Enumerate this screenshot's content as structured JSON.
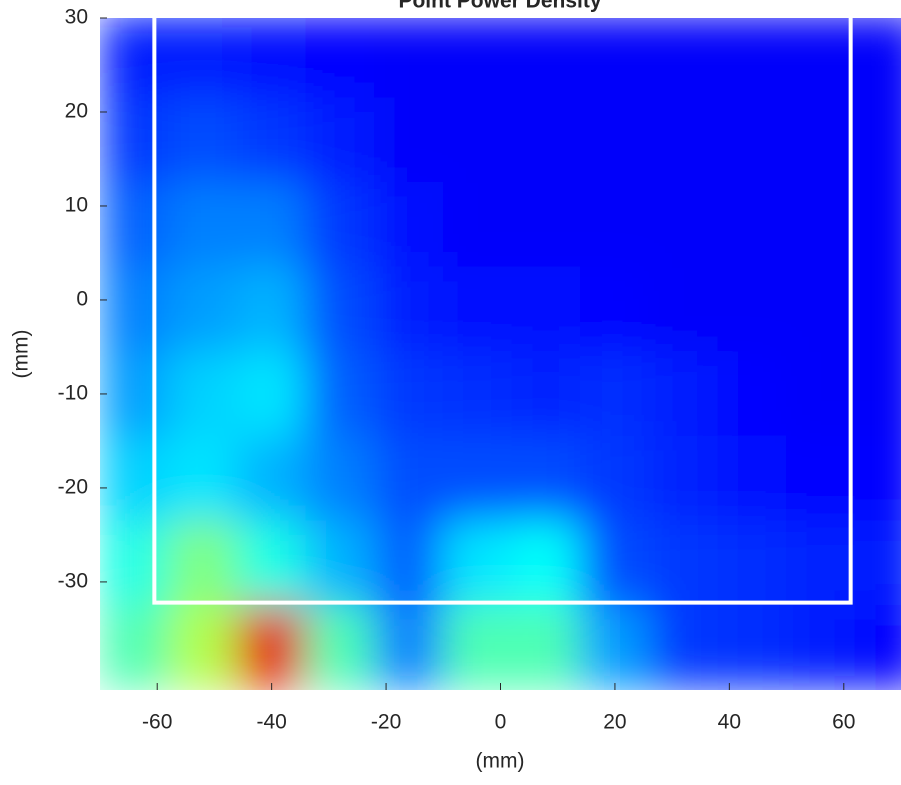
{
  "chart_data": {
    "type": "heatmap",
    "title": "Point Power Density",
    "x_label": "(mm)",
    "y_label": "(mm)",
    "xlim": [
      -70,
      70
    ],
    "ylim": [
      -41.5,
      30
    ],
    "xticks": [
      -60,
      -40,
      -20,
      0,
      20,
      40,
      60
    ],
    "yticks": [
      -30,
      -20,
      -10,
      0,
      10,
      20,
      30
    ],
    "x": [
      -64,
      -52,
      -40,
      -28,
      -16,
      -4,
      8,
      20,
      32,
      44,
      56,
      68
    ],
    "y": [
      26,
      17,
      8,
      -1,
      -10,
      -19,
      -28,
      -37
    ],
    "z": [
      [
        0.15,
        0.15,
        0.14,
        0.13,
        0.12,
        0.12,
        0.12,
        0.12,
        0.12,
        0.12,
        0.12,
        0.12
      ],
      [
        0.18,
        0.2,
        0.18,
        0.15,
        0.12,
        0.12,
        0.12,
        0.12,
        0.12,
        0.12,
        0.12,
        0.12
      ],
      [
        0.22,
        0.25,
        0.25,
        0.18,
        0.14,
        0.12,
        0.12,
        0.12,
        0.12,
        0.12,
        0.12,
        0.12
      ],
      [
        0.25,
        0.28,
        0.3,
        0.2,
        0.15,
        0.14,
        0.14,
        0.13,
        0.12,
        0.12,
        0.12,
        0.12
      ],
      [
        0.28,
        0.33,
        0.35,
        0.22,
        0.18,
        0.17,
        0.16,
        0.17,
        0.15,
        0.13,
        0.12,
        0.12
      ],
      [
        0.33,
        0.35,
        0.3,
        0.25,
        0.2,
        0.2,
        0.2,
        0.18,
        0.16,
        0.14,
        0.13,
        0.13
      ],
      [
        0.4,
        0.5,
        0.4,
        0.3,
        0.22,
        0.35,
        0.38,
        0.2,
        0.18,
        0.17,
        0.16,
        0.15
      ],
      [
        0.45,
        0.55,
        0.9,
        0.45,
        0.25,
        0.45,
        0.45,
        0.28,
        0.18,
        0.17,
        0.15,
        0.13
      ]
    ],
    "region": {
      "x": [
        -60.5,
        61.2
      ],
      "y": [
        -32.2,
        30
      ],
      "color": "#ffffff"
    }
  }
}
--
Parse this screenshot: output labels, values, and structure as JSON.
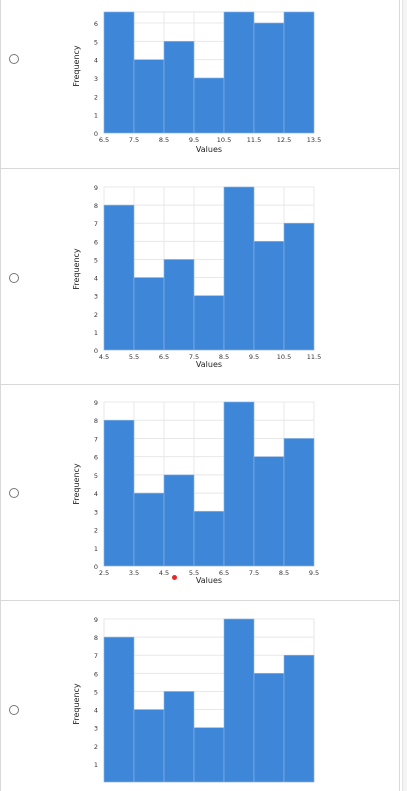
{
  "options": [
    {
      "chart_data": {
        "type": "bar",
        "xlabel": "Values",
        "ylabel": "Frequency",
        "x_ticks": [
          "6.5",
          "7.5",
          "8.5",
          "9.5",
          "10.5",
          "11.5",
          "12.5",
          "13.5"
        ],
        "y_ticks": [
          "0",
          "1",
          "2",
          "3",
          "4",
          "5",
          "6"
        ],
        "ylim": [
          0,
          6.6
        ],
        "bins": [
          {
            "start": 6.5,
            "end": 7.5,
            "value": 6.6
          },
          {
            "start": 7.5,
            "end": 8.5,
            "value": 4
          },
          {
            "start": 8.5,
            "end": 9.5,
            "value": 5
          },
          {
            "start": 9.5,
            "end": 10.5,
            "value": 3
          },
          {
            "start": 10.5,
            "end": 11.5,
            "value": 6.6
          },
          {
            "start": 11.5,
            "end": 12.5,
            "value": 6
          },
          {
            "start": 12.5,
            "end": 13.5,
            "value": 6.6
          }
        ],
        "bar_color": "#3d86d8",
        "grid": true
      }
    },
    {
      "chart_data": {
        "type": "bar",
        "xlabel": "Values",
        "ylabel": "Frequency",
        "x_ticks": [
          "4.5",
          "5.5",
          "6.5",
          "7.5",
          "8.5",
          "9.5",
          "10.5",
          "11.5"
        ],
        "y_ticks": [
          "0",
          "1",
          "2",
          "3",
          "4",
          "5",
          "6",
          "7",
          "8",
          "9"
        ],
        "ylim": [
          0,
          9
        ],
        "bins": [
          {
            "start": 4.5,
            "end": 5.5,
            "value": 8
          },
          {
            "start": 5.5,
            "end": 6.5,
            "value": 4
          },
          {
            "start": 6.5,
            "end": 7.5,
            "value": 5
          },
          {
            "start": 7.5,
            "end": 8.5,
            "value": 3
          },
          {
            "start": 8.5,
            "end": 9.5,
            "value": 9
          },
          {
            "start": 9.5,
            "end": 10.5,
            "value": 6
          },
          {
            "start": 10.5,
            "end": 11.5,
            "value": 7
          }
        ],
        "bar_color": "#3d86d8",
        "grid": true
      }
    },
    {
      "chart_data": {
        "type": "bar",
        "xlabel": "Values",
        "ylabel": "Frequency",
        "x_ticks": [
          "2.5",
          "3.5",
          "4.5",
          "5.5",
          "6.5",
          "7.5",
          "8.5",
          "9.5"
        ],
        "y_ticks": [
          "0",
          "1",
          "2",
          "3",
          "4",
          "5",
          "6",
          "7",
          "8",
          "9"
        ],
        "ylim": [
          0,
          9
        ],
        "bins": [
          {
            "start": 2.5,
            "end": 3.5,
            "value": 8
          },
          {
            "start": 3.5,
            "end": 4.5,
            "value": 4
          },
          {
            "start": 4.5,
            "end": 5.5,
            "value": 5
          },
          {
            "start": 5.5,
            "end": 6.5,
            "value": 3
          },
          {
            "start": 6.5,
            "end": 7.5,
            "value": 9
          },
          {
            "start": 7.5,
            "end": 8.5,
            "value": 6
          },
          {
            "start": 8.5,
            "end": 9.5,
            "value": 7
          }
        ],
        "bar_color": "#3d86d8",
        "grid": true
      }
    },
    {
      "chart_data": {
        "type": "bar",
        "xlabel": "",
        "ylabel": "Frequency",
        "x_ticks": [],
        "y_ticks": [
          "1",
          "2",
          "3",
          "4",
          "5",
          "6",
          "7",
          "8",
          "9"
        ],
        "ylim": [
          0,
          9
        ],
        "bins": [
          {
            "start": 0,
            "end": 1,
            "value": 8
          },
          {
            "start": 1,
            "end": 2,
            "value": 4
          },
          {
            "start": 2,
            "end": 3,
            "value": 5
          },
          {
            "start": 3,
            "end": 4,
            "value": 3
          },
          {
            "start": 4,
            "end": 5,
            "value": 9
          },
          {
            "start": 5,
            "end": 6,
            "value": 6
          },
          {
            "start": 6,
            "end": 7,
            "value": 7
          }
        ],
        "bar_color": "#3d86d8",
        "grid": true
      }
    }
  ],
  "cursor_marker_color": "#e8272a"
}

- [WHAT IS NEEDED] Scan the material above and determine how many lines include the word "screenshot"; report only the number.

- [FULL ANSWER] 2